- _Listed entries_
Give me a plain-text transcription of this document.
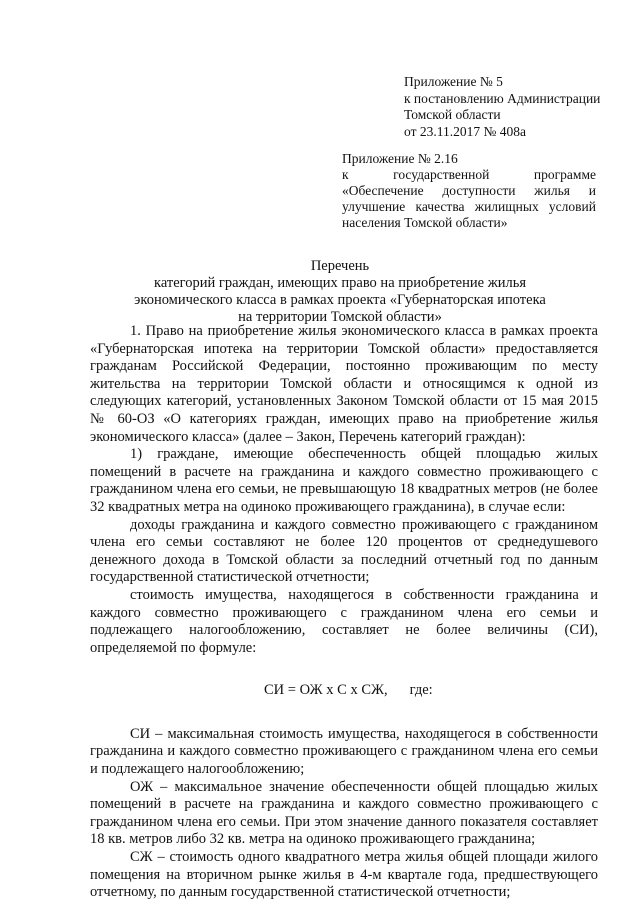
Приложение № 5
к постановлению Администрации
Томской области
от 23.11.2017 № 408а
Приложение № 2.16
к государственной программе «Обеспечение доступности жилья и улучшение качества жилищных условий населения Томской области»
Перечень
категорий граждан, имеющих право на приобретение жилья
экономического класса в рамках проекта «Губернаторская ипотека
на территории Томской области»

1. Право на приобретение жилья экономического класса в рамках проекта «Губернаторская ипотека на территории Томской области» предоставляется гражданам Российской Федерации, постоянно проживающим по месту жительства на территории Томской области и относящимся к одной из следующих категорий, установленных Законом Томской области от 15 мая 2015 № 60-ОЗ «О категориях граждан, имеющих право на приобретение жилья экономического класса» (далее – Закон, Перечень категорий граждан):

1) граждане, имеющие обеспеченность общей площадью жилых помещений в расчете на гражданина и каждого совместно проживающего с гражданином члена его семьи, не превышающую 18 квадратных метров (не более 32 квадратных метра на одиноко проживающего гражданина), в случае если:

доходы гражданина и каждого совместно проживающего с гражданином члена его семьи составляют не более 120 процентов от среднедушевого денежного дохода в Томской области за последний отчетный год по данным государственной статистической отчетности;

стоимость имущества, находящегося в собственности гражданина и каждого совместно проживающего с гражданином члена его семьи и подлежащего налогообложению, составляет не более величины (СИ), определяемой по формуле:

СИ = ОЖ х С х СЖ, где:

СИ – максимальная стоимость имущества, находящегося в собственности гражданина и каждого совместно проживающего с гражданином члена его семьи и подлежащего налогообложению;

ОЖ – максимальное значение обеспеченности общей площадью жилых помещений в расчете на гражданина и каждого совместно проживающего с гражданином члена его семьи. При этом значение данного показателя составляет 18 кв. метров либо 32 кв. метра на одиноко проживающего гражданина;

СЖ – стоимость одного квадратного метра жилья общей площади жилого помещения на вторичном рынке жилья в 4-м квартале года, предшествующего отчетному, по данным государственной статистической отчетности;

- _Job_
Restate the records above in full, word for word. Keep pictures out.

- _Final result_
Give me a plain-text transcription of this document.
Приложение № 5
к постановлению Администрации
Томской области
от 23.11.2017 № 408а
Приложение № 2.16
к государственной программе «Обеспечение доступности жилья и улучшение качества жилищных условий населения Томской области»
Перечень
категорий граждан, имеющих право на приобретение жилья
экономического класса в рамках проекта «Губернаторская ипотека
на территории Томской области»

1. Право на приобретение жилья экономического класса в рамках проекта «Губернаторская ипотека на территории Томской области» предоставляется гражданам Российской Федерации, постоянно проживающим по месту жительства на территории Томской области и относящимся к одной из следующих категорий, установленных Законом Томской области от 15 мая 2015 № 60-ОЗ «О категориях граждан, имеющих право на приобретение жилья экономического класса» (далее – Закон, Перечень категорий граждан):

1) граждане, имеющие обеспеченность общей площадью жилых помещений в расчете на гражданина и каждого совместно проживающего с гражданином члена его семьи, не превышающую 18 квадратных метров (не более 32 квадратных метра на одиноко проживающего гражданина), в случае если:

доходы гражданина и каждого совместно проживающего с гражданином члена его семьи составляют не более 120 процентов от среднедушевого денежного дохода в Томской области за последний отчетный год по данным государственной статистической отчетности;

стоимость имущества, находящегося в собственности гражданина и каждого совместно проживающего с гражданином члена его семьи и подлежащего налогообложению, составляет не более величины (СИ), определяемой по формуле:

СИ = ОЖ х С х СЖ, где:

СИ – максимальная стоимость имущества, находящегося в собственности гражданина и каждого совместно проживающего с гражданином члена его семьи и подлежащего налогообложению;

ОЖ – максимальное значение обеспеченности общей площадью жилых помещений в расчете на гражданина и каждого совместно проживающего с гражданином члена его семьи. При этом значение данного показателя составляет 18 кв. метров либо 32 кв. метра на одиноко проживающего гражданина;

СЖ – стоимость одного квадратного метра жилья общей площади жилого помещения на вторичном рынке жилья в 4-м квартале года, предшествующего отчетному, по данным государственной статистической отчетности;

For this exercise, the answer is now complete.